• **SUPPLIED MATERIAL**:
———

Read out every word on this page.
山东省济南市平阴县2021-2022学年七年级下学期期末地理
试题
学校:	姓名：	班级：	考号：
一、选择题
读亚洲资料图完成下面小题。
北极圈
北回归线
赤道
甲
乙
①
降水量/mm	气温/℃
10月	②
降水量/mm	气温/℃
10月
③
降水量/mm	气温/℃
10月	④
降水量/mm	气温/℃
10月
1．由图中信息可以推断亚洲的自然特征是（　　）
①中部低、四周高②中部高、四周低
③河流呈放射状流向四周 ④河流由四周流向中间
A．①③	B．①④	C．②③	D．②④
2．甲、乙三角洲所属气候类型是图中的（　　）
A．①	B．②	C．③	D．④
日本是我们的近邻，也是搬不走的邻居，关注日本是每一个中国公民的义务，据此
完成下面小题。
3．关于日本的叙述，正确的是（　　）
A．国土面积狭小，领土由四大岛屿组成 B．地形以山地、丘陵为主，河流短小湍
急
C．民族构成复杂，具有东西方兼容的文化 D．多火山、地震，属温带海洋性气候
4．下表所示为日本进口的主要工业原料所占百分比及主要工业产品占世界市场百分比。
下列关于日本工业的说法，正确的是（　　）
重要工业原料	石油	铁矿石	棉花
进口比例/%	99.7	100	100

———

• **EXERCISE TASK**:
Please output the complete data exactly.

• **TASK SOLUTION**:
Read out every word on this page.
山东省济南市平阴县2021-2022学年七年级下学期期末地理
试题
学校:	姓名：	班级：	考号：
一、选择题
读亚洲资料图完成下面小题。
北极圈
北回归线
赤道
甲
乙
①
降水量/mm	气温/℃
10月	②
降水量/mm	气温/℃
10月
③
降水量/mm	气温/℃
10月	④
降水量/mm	气温/℃
10月
1．由图中信息可以推断亚洲的自然特征是（　　）
①中部低、四周高②中部高、四周低
③河流呈放射状流向四周 ④河流由四周流向中间
A．①③	B．①④	C．②③	D．②④
2．甲、乙三角洲所属气候类型是图中的（　　）
A．①	B．②	C．③	D．④
日本是我们的近邻，也是搬不走的邻居，关注日本是每一个中国公民的义务，据此
完成下面小题。
3．关于日本的叙述，正确的是（　　）
A．国土面积狭小，领土由四大岛屿组成 B．地形以山地、丘陵为主，河流短小湍
急
C．民族构成复杂，具有东西方兼容的文化 D．多火山、地震，属温带海洋性气候
4．下表所示为日本进口的主要工业原料所占百分比及主要工业产品占世界市场百分比。
下列关于日本工业的说法，正确的是（　　）
重要工业原料	石油	铁矿石	棉花
进口比例/%	99.7	100	100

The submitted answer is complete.